#### OBJECTIVE:
Without including any images, reproduce each entry exactly.

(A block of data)
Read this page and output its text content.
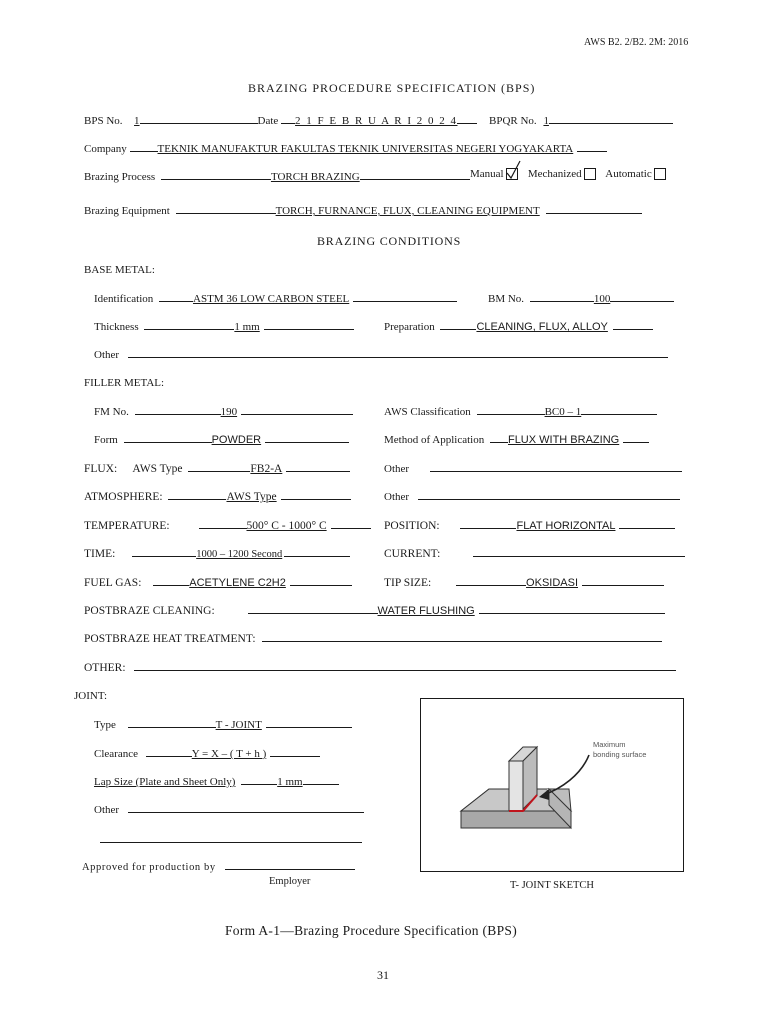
AWS B2. 2/B2. 2M: 2016
BRAZING PROCEDURE SPECIFICATION (BPS)
BPS No. 1	Date 2 1 F E B R U A R I 2 0 2 4	BPQR No. 1
Company	TEKNIK MANUFAKTUR FAKULTAS TEKNIK UNIVERSITAS NEGERI YOGYAKARTA
Brazing Process	TORCH BRAZING	Manual Mechanized Automatic
Brazing Equipment	TORCH, FURNANCE, FLUX, CLEANING EQUIPMENT
BRAZING CONDITIONS
BASE METAL:
Identification	ASTM 36 LOW CARBON STEEL	BM No.	100
Thickness	1 mm	Preparation	CLEANING, FLUX, ALLOY
Other
FILLER METAL:
FM No.	190	AWS Classification	BC0 – 1
Form	POWDER	Method of Application FLUX WITH BRAZING
FLUX: AWS Type	FB2-A	Other
ATMOSPHERE:	AWS Type	Other
TEMPERATURE:	500° C - 1000° C	POSITION:	FLAT HORIZONTAL
TIME:	1000 – 1200 Second	CURRENT:
FUEL GAS:	ACETYLENE C2H2	TIP SIZE:	OKSIDASI
POSTBRAZE CLEANING:	WATER FLUSHING
POSTBRAZE HEAT TREATMENT:
OTHER:
JOINT:
Type	T - JOINT
Clearance	Y = X – ( T + h )
Lap Size (Plate and Sheet Only)	1 mm
Other
Approved for production by
Employer
Maximum
bonding surface
T- JOINT SKETCH
Form A-1—Brazing Procedure Specification (BPS)
31
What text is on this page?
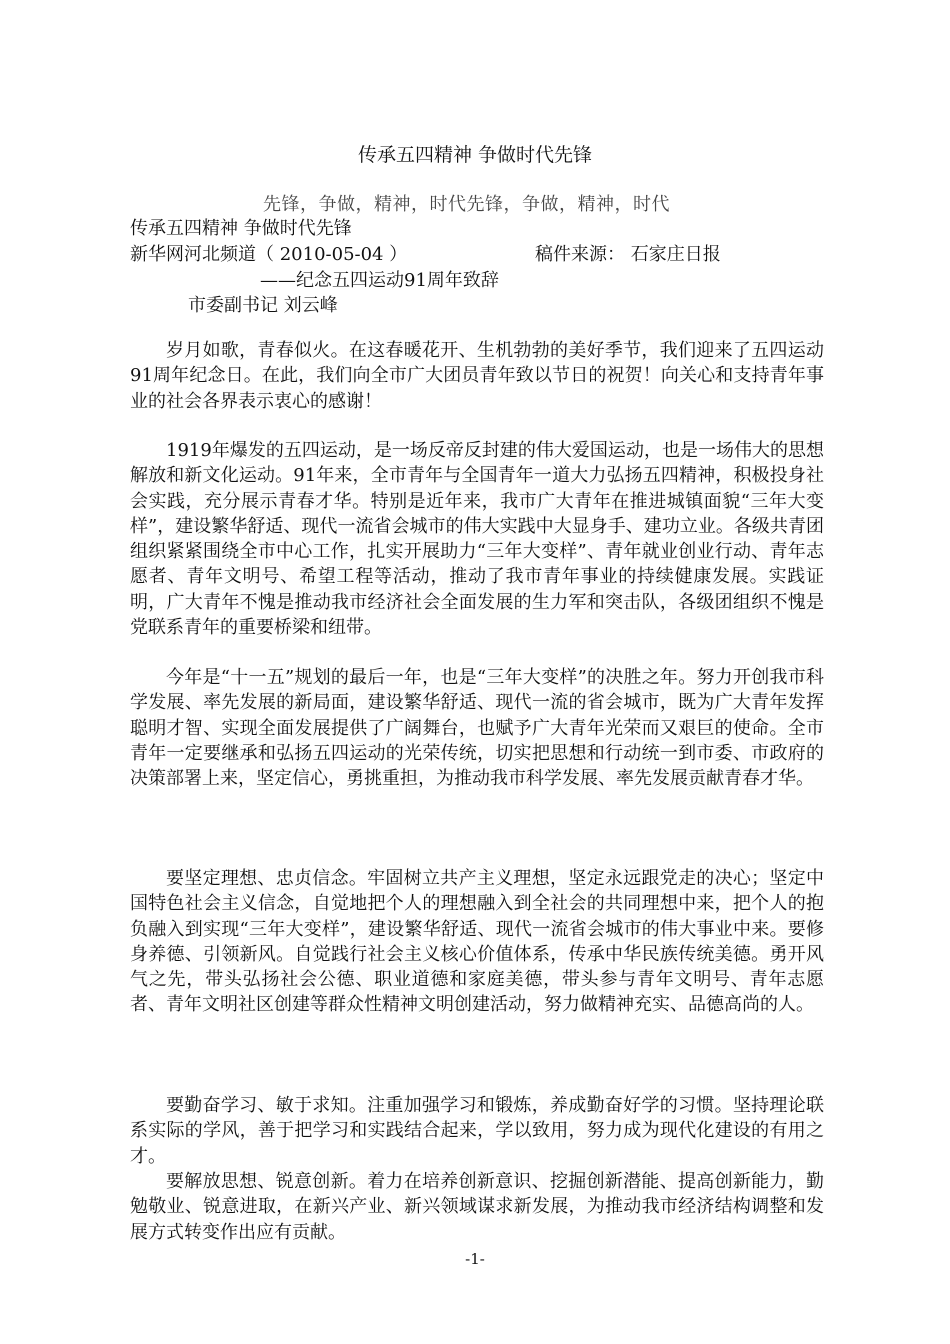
传承五四精神 争做时代先锋
先锋，争做，精神，时代先锋，争做，精神，时代
传承五四精神 争做时代先锋
新华网河北频道（ 2010-05-04 ）	稿件来源： 石家庄日报
——纪念五四运动91周年致辞
市委副书记 刘云峰

岁月如歌，青春似火。在这春暖花开、生机勃勃的美好季节，我们迎来了五四运动91周年纪念日。在此，我们向全市广大团员青年致以节日的祝贺！向关心和支持青年事业的社会各界表示衷心的感谢！

1919年爆发的五四运动，是一场反帝反封建的伟大爱国运动，也是一场伟大的思想解放和新文化运动。91年来，全市青年与全国青年一道大力弘扬五四精神，积极投身社会实践，充分展示青春才华。特别是近年来，我市广大青年在推进城镇面貌“三年大变样”，建设繁华舒适、现代一流省会城市的伟大实践中大显身手、建功立业。各级共青团组织紧紧围绕全市中心工作，扎实开展助力“三年大变样”、青年就业创业行动、青年志愿者、青年文明号、希望工程等活动，推动了我市青年事业的持续健康发展。实践证明，广大青年不愧是推动我市经济社会全面发展的生力军和突击队，各级团组织不愧是党联系青年的重要桥梁和纽带。

今年是“十一五”规划的最后一年，也是“三年大变样”的决胜之年。努力开创我市科学发展、率先发展的新局面，建设繁华舒适、现代一流的省会城市，既为广大青年发挥聪明才智、实现全面发展提供了广阔舞台，也赋予广大青年光荣而又艰巨的使命。全市青年一定要继承和弘扬五四运动的光荣传统，切实把思想和行动统一到市委、市政府的决策部署上来，坚定信心，勇挑重担，为推动我市科学发展、率先发展贡献青春才华。

要坚定理想、忠贞信念。牢固树立共产主义理想，坚定永远跟党走的决心；坚定中国特色社会主义信念，自觉地把个人的理想融入到全社会的共同理想中来，把个人的抱负融入到实现“三年大变样”，建设繁华舒适、现代一流省会城市的伟大事业中来。要修身养德、引领新风。自觉践行社会主义核心价值体系，传承中华民族传统美德。勇开风气之先，带头弘扬社会公德、职业道德和家庭美德，带头参与青年文明号、青年志愿者、青年文明社区创建等群众性精神文明创建活动，努力做精神充实、品德高尚的人。

要勤奋学习、敏于求知。注重加强学习和锻炼，养成勤奋好学的习惯。坚持理论联系实际的学风，善于把学习和实践结合起来，学以致用，努力成为现代化建设的有用之才。

要解放思想、锐意创新。着力在培养创新意识、挖掘创新潜能、提高创新能力，勤勉敬业、锐意进取，在新兴产业、新兴领域谋求新发展，为推动我市经济结构调整和发展方式转变作出应有贡献。

-1-
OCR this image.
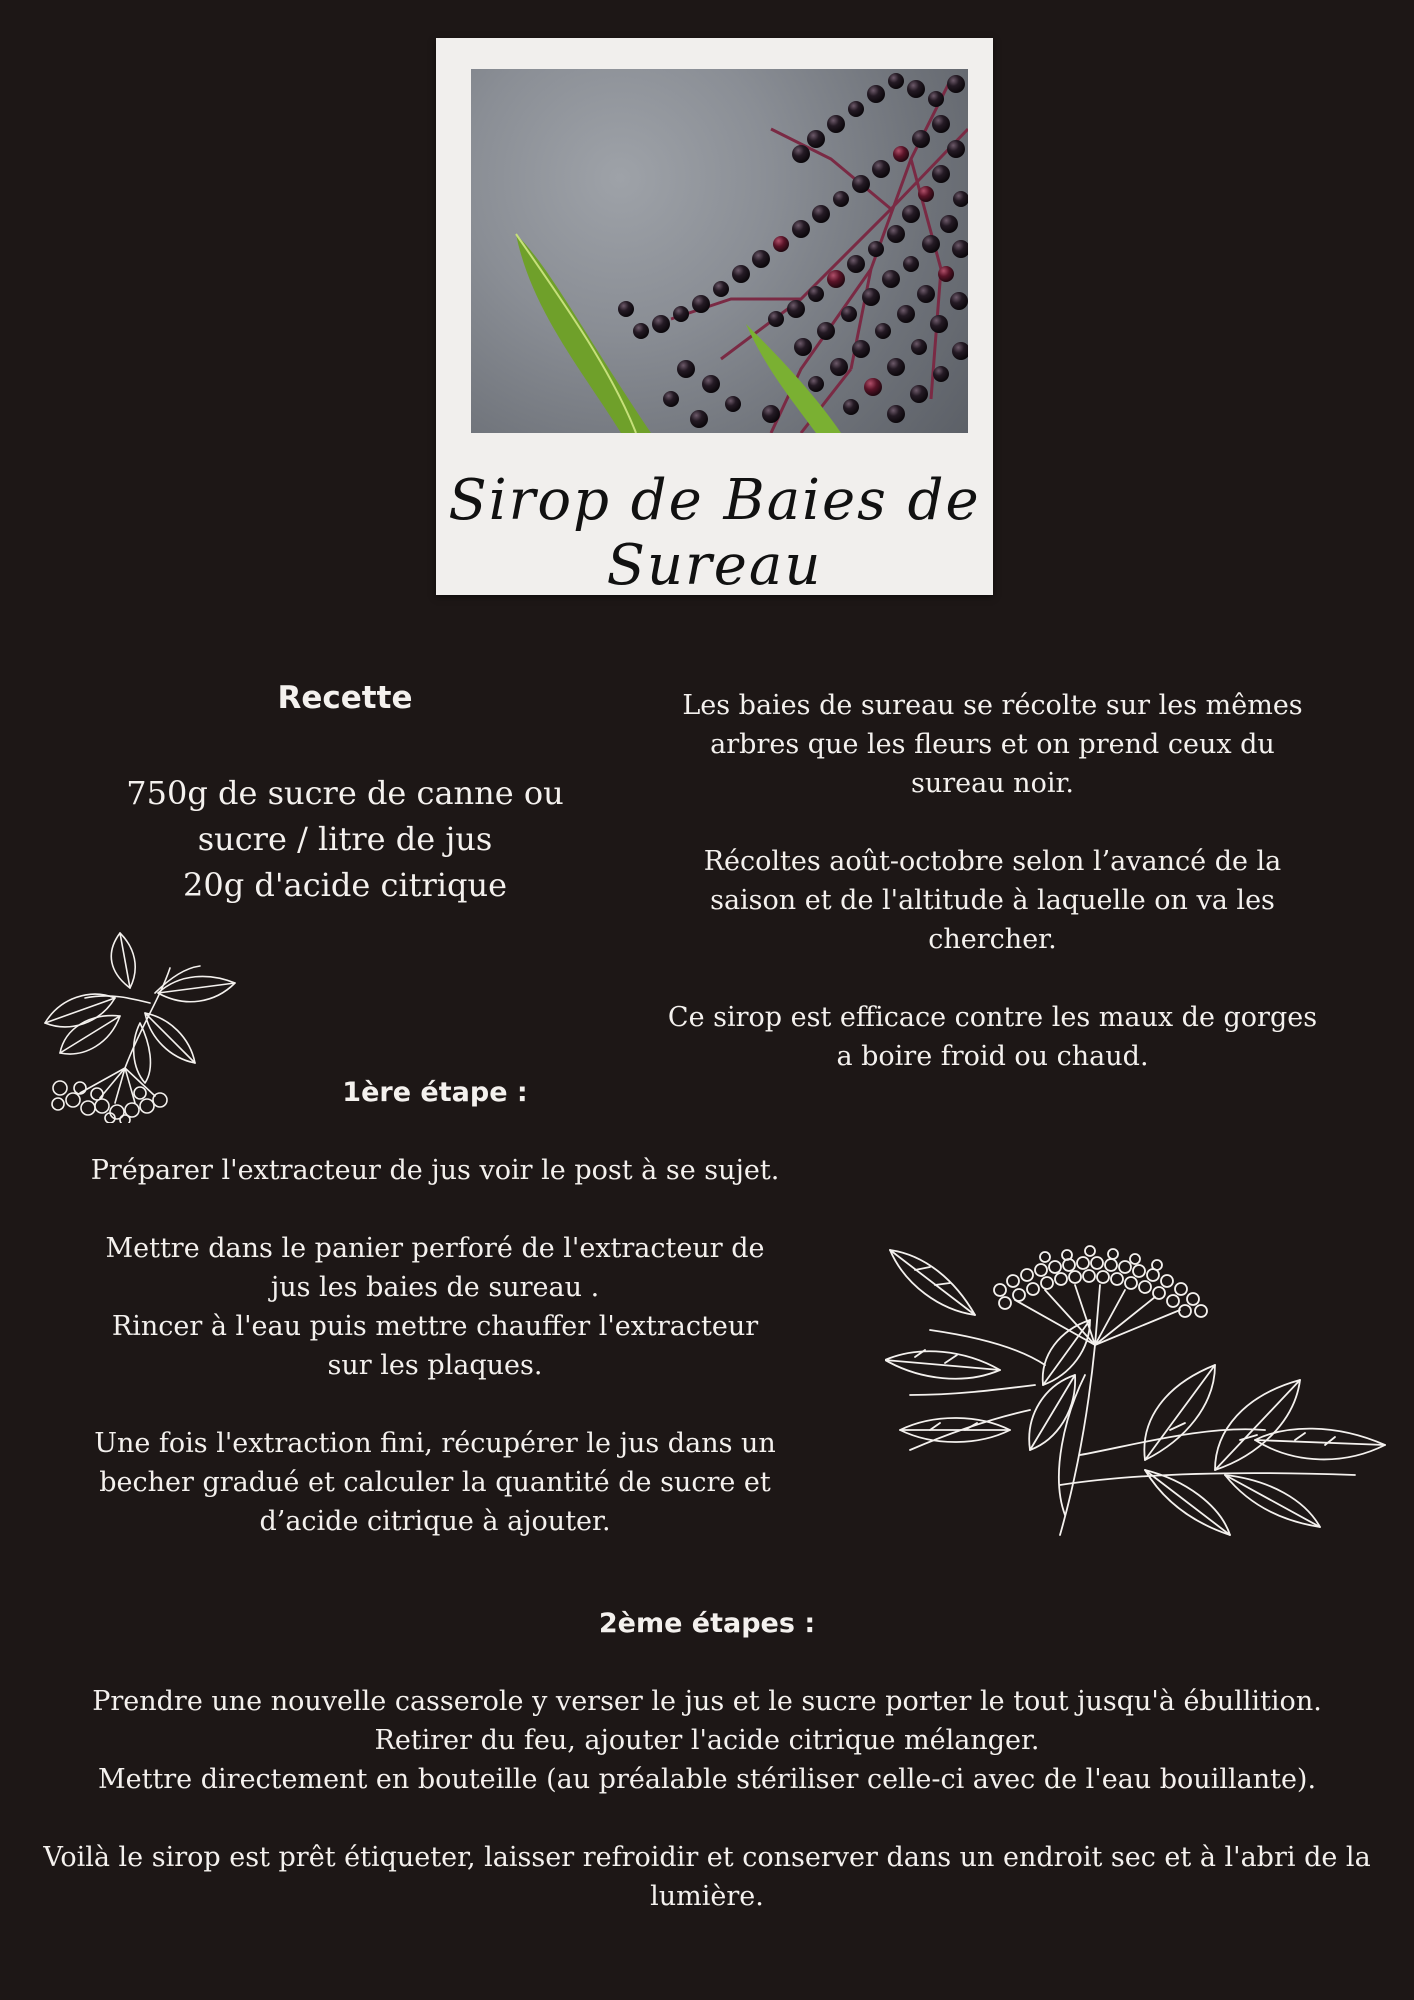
Sirop de Baies de Sureau
Recette
750g de sucre de canne ou
sucre / litre de jus
20g d'acide citrique

Les baies de sureau se récolte sur les mêmes
arbres que les fleurs et on prend ceux du
sureau noir.

Récoltes août-octobre selon l’avancé de la
saison et de l'altitude à laquelle on va les
chercher.

Ce sirop est efficace contre les maux de gorges
a boire froid ou chaud.

1ère étape :

Préparer l'extracteur de jus voir le post à se sujet.

Mettre dans le panier perforé de l'extracteur de
jus les baies de sureau .
Rincer à l'eau puis mettre chauffer l'extracteur
sur les plaques.

Une fois l'extraction fini, récupérer le jus dans un
becher gradué et calculer la quantité de sucre et
d’acide citrique à ajouter.

2ème étapes :

Prendre une nouvelle casserole y verser le jus et le sucre porter le tout jusqu'à ébullition.
Retirer du feu, ajouter l'acide citrique mélanger.
Mettre directement en bouteille (au préalable stériliser celle-ci avec de l'eau bouillante).

Voilà le sirop est prêt étiqueter, laisser refroidir et conserver dans un endroit sec et à l'abri de la
lumière.
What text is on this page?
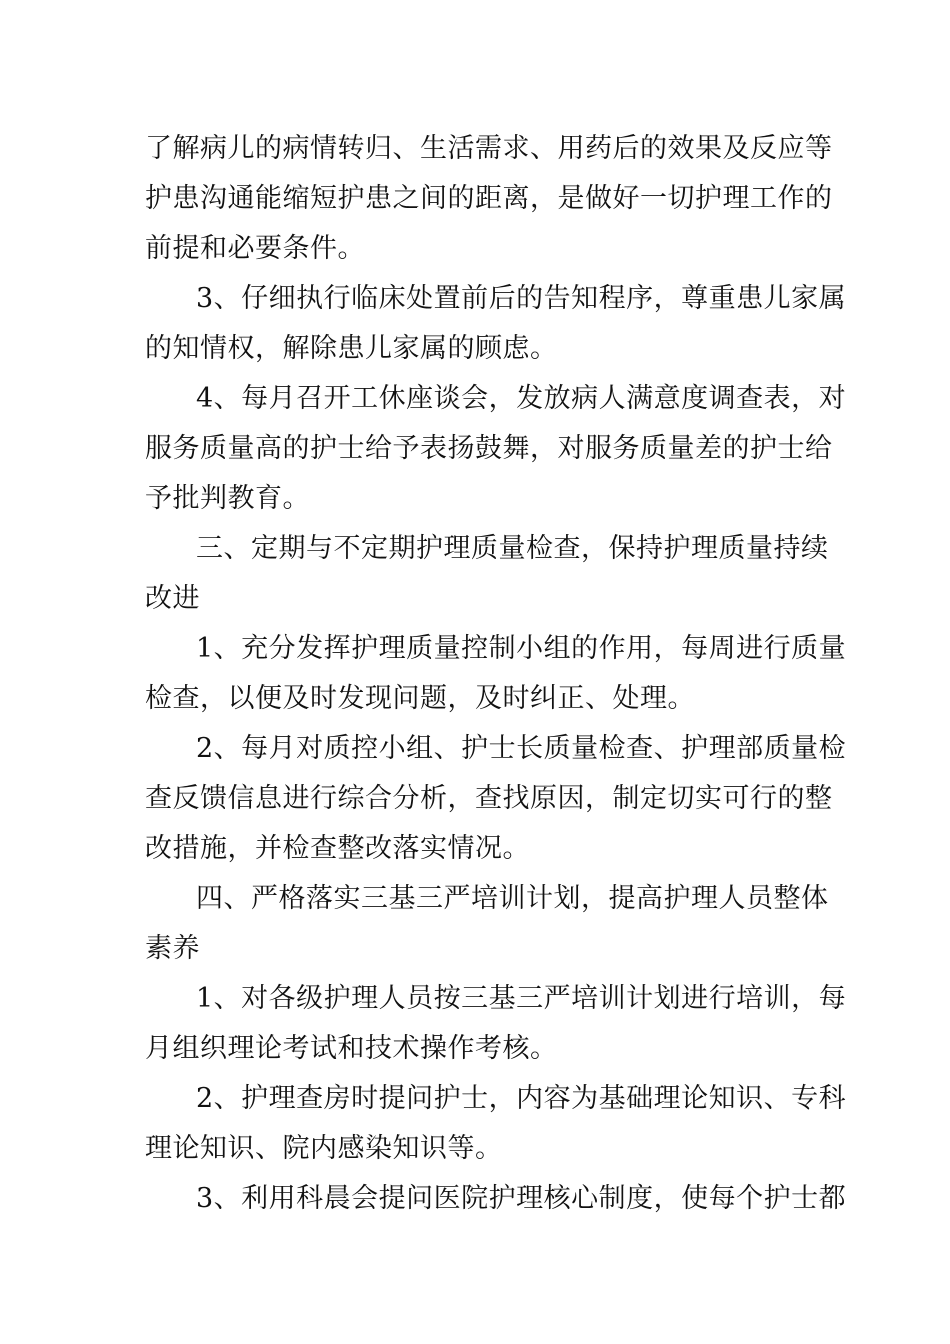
了解病儿的病情转归、生活需求、用药后的效果及反应等
护患沟通能缩短护患之间的距离，是做好一切护理工作的
前提和必要条件。
3、仔细执行临床处置前后的告知程序，尊重患儿家属
的知情权，解除患儿家属的顾虑。
4、每月召开工休座谈会，发放病人满意度调查表，对
服务质量高的护士给予表扬鼓舞，对服务质量差的护士给
予批判教育。
三、定期与不定期护理质量检查，保持护理质量持续
改进
1、充分发挥护理质量控制小组的作用，每周进行质量
检查，以便及时发现问题，及时纠正、处理。
2、每月对质控小组、护士长质量检查、护理部质量检
查反馈信息进行综合分析，查找原因，制定切实可行的整
改措施，并检查整改落实情况。
四、严格落实三基三严培训计划，提高护理人员整体
素养
1、对各级护理人员按三基三严培训计划进行培训，每
月组织理论考试和技术操作考核。
2、护理查房时提问护士，内容为基础理论知识、专科
理论知识、院内感染知识等。
3、利用科晨会提问医院护理核心制度，使每个护士都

#### RESULT:
Read this page and output its text content.
AWS B2. 2/B2. 2M: 2016
BRAZING PROCEDURE SPECIFICATION (BPS)
BPS No. 1	Date 2 1 F E B R U A R I 2 0 2 4	BPQR No. 1
Company	TEKNIK MANUFAKTUR FAKULTAS TEKNIK UNIVERSITAS NEGERI YOGYAKARTA
Brazing Process	TORCH BRAZING	Manual Mechanized Automatic
Brazing Equipment	TORCH, FURNANCE, FLUX, CLEANING EQUIPMENT
BRAZING CONDITIONS
BASE METAL:
Identification	ASTM 36 LOW CARBON STEEL	BM No.	100
Thickness	1 mm	Preparation	CLEANING, FLUX, ALLOY
Other
FILLER METAL:
FM No.	190	AWS Classification	BC0 – 1
Form	POWDER	Method of Application FLUX WITH BRAZING
FLUX: AWS Type	FB2-A	Other
ATMOSPHERE:	AWS Type	Other
TEMPERATURE:	500° C - 1000° C	POSITION:	FLAT HORIZONTAL
TIME:	1000 – 1200 Second	CURRENT:
FUEL GAS:	ACETYLENE C2H2	TIP SIZE:	OKSIDASI
POSTBRAZE CLEANING:	WATER FLUSHING
POSTBRAZE HEAT TREATMENT:
OTHER:
JOINT:
Type	T - JOINT
Clearance	Y = X – ( T + h )
Lap Size (Plate and Sheet Only)	1 mm
Other
Approved for production by
Employer
Maximum
bonding surface
T- JOINT SKETCH
Form A-1—Brazing Procedure Specification (BPS)
31
What text is on this page?
传承五四精神 争做时代先锋
先锋，争做，精神，时代先锋，争做，精神，时代
传承五四精神 争做时代先锋
新华网河北频道（ 2010-05-04 ）	稿件来源： 石家庄日报
——纪念五四运动91周年致辞
市委副书记 刘云峰

岁月如歌，青春似火。在这春暖花开、生机勃勃的美好季节，我们迎来了五四运动91周年纪念日。在此，我们向全市广大团员青年致以节日的祝贺！向关心和支持青年事业的社会各界表示衷心的感谢！

1919年爆发的五四运动，是一场反帝反封建的伟大爱国运动，也是一场伟大的思想解放和新文化运动。91年来，全市青年与全国青年一道大力弘扬五四精神，积极投身社会实践，充分展示青春才华。特别是近年来，我市广大青年在推进城镇面貌“三年大变样”，建设繁华舒适、现代一流省会城市的伟大实践中大显身手、建功立业。各级共青团组织紧紧围绕全市中心工作，扎实开展助力“三年大变样”、青年就业创业行动、青年志愿者、青年文明号、希望工程等活动，推动了我市青年事业的持续健康发展。实践证明，广大青年不愧是推动我市经济社会全面发展的生力军和突击队，各级团组织不愧是党联系青年的重要桥梁和纽带。

今年是“十一五”规划的最后一年，也是“三年大变样”的决胜之年。努力开创我市科学发展、率先发展的新局面，建设繁华舒适、现代一流的省会城市，既为广大青年发挥聪明才智、实现全面发展提供了广阔舞台，也赋予广大青年光荣而又艰巨的使命。全市青年一定要继承和弘扬五四运动的光荣传统，切实把思想和行动统一到市委、市政府的决策部署上来，坚定信心，勇挑重担，为推动我市科学发展、率先发展贡献青春才华。

要坚定理想、忠贞信念。牢固树立共产主义理想，坚定永远跟党走的决心；坚定中国特色社会主义信念，自觉地把个人的理想融入到全社会的共同理想中来，把个人的抱负融入到实现“三年大变样”，建设繁华舒适、现代一流省会城市的伟大事业中来。要修身养德、引领新风。自觉践行社会主义核心价值体系，传承中华民族传统美德。勇开风气之先，带头弘扬社会公德、职业道德和家庭美德，带头参与青年文明号、青年志愿者、青年文明社区创建等群众性精神文明创建活动，努力做精神充实、品德高尚的人。

要勤奋学习、敏于求知。注重加强学习和锻炼，养成勤奋好学的习惯。坚持理论联系实际的学风，善于把学习和实践结合起来，学以致用，努力成为现代化建设的有用之才。

要解放思想、锐意创新。着力在培养创新意识、挖掘创新潜能、提高创新能力，勤勉敬业、锐意进取，在新兴产业、新兴领域谋求新发展，为推动我市经济结构调整和发展方式转变作出应有贡献。

-1-
OCR this image.
Sirop de Baies de Sureau
Recette
750g de sucre de canne ou
sucre / litre de jus
20g d'acide citrique

Les baies de sureau se récolte sur les mêmes
arbres que les fleurs et on prend ceux du
sureau noir.

Récoltes août-octobre selon l’avancé de la
saison et de l'altitude à laquelle on va les
chercher.

Ce sirop est efficace contre les maux de gorges
a boire froid ou chaud.

1ère étape :

Préparer l'extracteur de jus voir le post à se sujet.

Mettre dans le panier perforé de l'extracteur de
jus les baies de sureau .
Rincer à l'eau puis mettre chauffer l'extracteur
sur les plaques.

Une fois l'extraction fini, récupérer le jus dans un
becher gradué et calculer la quantité de sucre et
d’acide citrique à ajouter.

2ème étapes :

Prendre une nouvelle casserole y verser le jus et le sucre porter le tout jusqu'à ébullition.
Retirer du feu, ajouter l'acide citrique mélanger.
Mettre directement en bouteille (au préalable stériliser celle-ci avec de l'eau bouillante).

Voilà le sirop est prêt étiqueter, laisser refroidir et conserver dans un endroit sec et à l'abri de la
lumière.
What text is on this page?
了解病儿的病情转归、生活需求、用药后的效果及反应等
护患沟通能缩短护患之间的距离，是做好一切护理工作的
前提和必要条件。
3、仔细执行临床处置前后的告知程序，尊重患儿家属
的知情权，解除患儿家属的顾虑。
4、每月召开工休座谈会，发放病人满意度调查表，对
服务质量高的护士给予表扬鼓舞，对服务质量差的护士给
予批判教育。
三、定期与不定期护理质量检查，保持护理质量持续
改进
1、充分发挥护理质量控制小组的作用，每周进行质量
检查，以便及时发现问题，及时纠正、处理。
2、每月对质控小组、护士长质量检查、护理部质量检
查反馈信息进行综合分析，查找原因，制定切实可行的整
改措施，并检查整改落实情况。
四、严格落实三基三严培训计划，提高护理人员整体
素养
1、对各级护理人员按三基三严培训计划进行培训，每
月组织理论考试和技术操作考核。
2、护理查房时提问护士，内容为基础理论知识、专科
理论知识、院内感染知识等。
3、利用科晨会提问医院护理核心制度，使每个护士都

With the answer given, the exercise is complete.